[Data listing]

──────────────────────────────

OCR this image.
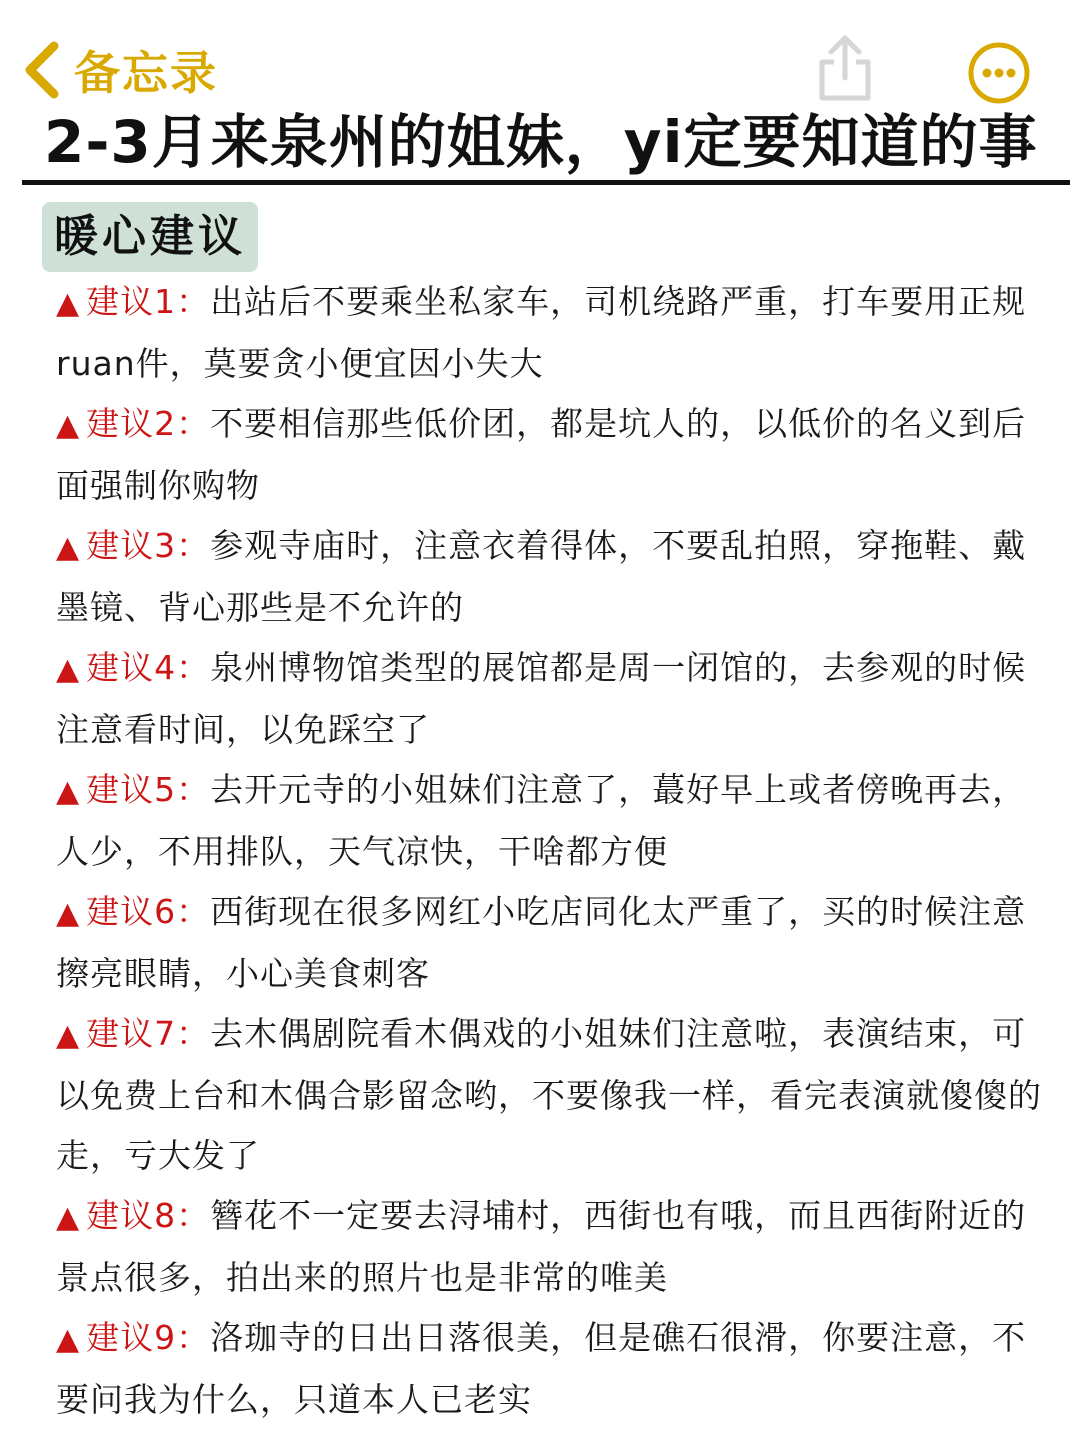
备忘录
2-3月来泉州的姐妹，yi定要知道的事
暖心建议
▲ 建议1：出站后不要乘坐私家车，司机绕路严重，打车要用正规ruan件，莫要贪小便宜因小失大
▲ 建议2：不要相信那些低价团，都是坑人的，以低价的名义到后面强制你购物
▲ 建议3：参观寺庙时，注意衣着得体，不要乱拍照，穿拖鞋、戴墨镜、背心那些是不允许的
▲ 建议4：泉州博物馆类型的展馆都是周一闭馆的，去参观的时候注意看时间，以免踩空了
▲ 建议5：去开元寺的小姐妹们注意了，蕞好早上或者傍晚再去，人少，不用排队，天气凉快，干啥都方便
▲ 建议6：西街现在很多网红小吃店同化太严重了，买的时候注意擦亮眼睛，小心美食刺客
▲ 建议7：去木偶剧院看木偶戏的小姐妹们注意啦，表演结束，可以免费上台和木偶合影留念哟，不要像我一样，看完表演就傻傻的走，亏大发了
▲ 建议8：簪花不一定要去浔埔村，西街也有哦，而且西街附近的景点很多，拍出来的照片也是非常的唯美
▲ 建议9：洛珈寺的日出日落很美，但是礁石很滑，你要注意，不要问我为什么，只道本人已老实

──────────────────────────────

### What the task requires
Apart from the pictures, the entries above are to be repeated in full and exactly.

### Expected answer
OCR this image.
备忘录
2-3月来泉州的姐妹，yi定要知道的事
暖心建议
▲ 建议1：出站后不要乘坐私家车，司机绕路严重，打车要用正规ruan件，莫要贪小便宜因小失大
▲ 建议2：不要相信那些低价团，都是坑人的，以低价的名义到后面强制你购物
▲ 建议3：参观寺庙时，注意衣着得体，不要乱拍照，穿拖鞋、戴墨镜、背心那些是不允许的
▲ 建议4：泉州博物馆类型的展馆都是周一闭馆的，去参观的时候注意看时间，以免踩空了
▲ 建议5：去开元寺的小姐妹们注意了，蕞好早上或者傍晚再去，人少，不用排队，天气凉快，干啥都方便
▲ 建议6：西街现在很多网红小吃店同化太严重了，买的时候注意擦亮眼睛，小心美食刺客
▲ 建议7：去木偶剧院看木偶戏的小姐妹们注意啦，表演结束，可以免费上台和木偶合影留念哟，不要像我一样，看完表演就傻傻的走，亏大发了
▲ 建议8：簪花不一定要去浔埔村，西街也有哦，而且西街附近的景点很多，拍出来的照片也是非常的唯美
▲ 建议9：洛珈寺的日出日落很美，但是礁石很滑，你要注意，不要问我为什么，只道本人已老实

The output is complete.